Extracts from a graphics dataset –
==========
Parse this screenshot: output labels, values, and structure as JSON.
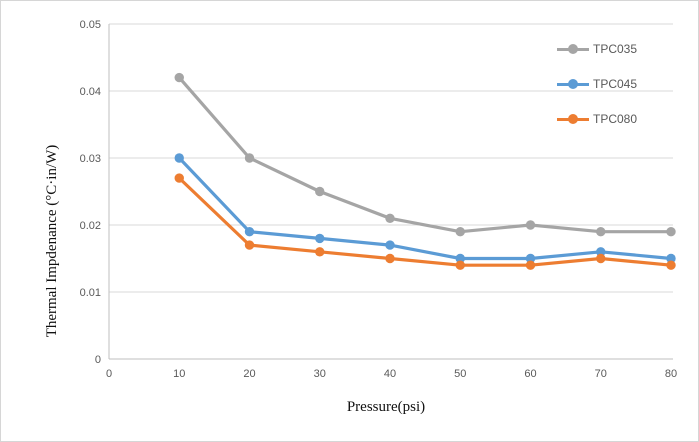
{
  "chart_data": {
    "type": "line",
    "title": "",
    "xlabel": "Pressure(psi)",
    "ylabel": "Thermal Impdenance (°C·in/W)",
    "x": [
      10,
      20,
      30,
      40,
      50,
      60,
      70,
      80
    ],
    "series": [
      {
        "name": "TPC035",
        "color": "#A5A5A5",
        "values": [
          0.042,
          0.03,
          0.025,
          0.021,
          0.019,
          0.02,
          0.019,
          0.019
        ]
      },
      {
        "name": "TPC045",
        "color": "#5B9BD5",
        "values": [
          0.03,
          0.019,
          0.018,
          0.017,
          0.015,
          0.015,
          0.016,
          0.015
        ]
      },
      {
        "name": "TPC080",
        "color": "#ED7D31",
        "values": [
          0.027,
          0.017,
          0.016,
          0.015,
          0.014,
          0.014,
          0.015,
          0.014
        ]
      }
    ],
    "xlim": [
      0,
      80
    ],
    "ylim": [
      0,
      0.05
    ],
    "xticks": [
      0,
      10,
      20,
      30,
      40,
      50,
      60,
      70,
      80
    ],
    "xtick_labels": [
      "0",
      "10",
      "20",
      "30",
      "40",
      "50",
      "60",
      "70",
      "80"
    ],
    "yticks": [
      0,
      0.01,
      0.02,
      0.03,
      0.04,
      0.05
    ],
    "ytick_labels": [
      "0",
      "0.01",
      "0.02",
      "0.03",
      "0.04",
      "0.05"
    ],
    "grid": "horizontal",
    "gridline_color": "#d9d9d9",
    "axis_line_color": "#bfbfbf",
    "tick_label_color": "#595959",
    "legend_position": "top-right",
    "marker": "circle"
  }
}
==========
Work to do – Your copy should match the records word for word, with the pictures removed.

Correct result –
Parse this screenshot: output labels, values, and structure as JSON.
{
  "chart_data": {
    "type": "line",
    "title": "",
    "xlabel": "Pressure(psi)",
    "ylabel": "Thermal Impdenance (°C·in/W)",
    "x": [
      10,
      20,
      30,
      40,
      50,
      60,
      70,
      80
    ],
    "series": [
      {
        "name": "TPC035",
        "color": "#A5A5A5",
        "values": [
          0.042,
          0.03,
          0.025,
          0.021,
          0.019,
          0.02,
          0.019,
          0.019
        ]
      },
      {
        "name": "TPC045",
        "color": "#5B9BD5",
        "values": [
          0.03,
          0.019,
          0.018,
          0.017,
          0.015,
          0.015,
          0.016,
          0.015
        ]
      },
      {
        "name": "TPC080",
        "color": "#ED7D31",
        "values": [
          0.027,
          0.017,
          0.016,
          0.015,
          0.014,
          0.014,
          0.015,
          0.014
        ]
      }
    ],
    "xlim": [
      0,
      80
    ],
    "ylim": [
      0,
      0.05
    ],
    "xticks": [
      0,
      10,
      20,
      30,
      40,
      50,
      60,
      70,
      80
    ],
    "xtick_labels": [
      "0",
      "10",
      "20",
      "30",
      "40",
      "50",
      "60",
      "70",
      "80"
    ],
    "yticks": [
      0,
      0.01,
      0.02,
      0.03,
      0.04,
      0.05
    ],
    "ytick_labels": [
      "0",
      "0.01",
      "0.02",
      "0.03",
      "0.04",
      "0.05"
    ],
    "grid": "horizontal",
    "gridline_color": "#d9d9d9",
    "axis_line_color": "#bfbfbf",
    "tick_label_color": "#595959",
    "legend_position": "top-right",
    "marker": "circle"
  }
}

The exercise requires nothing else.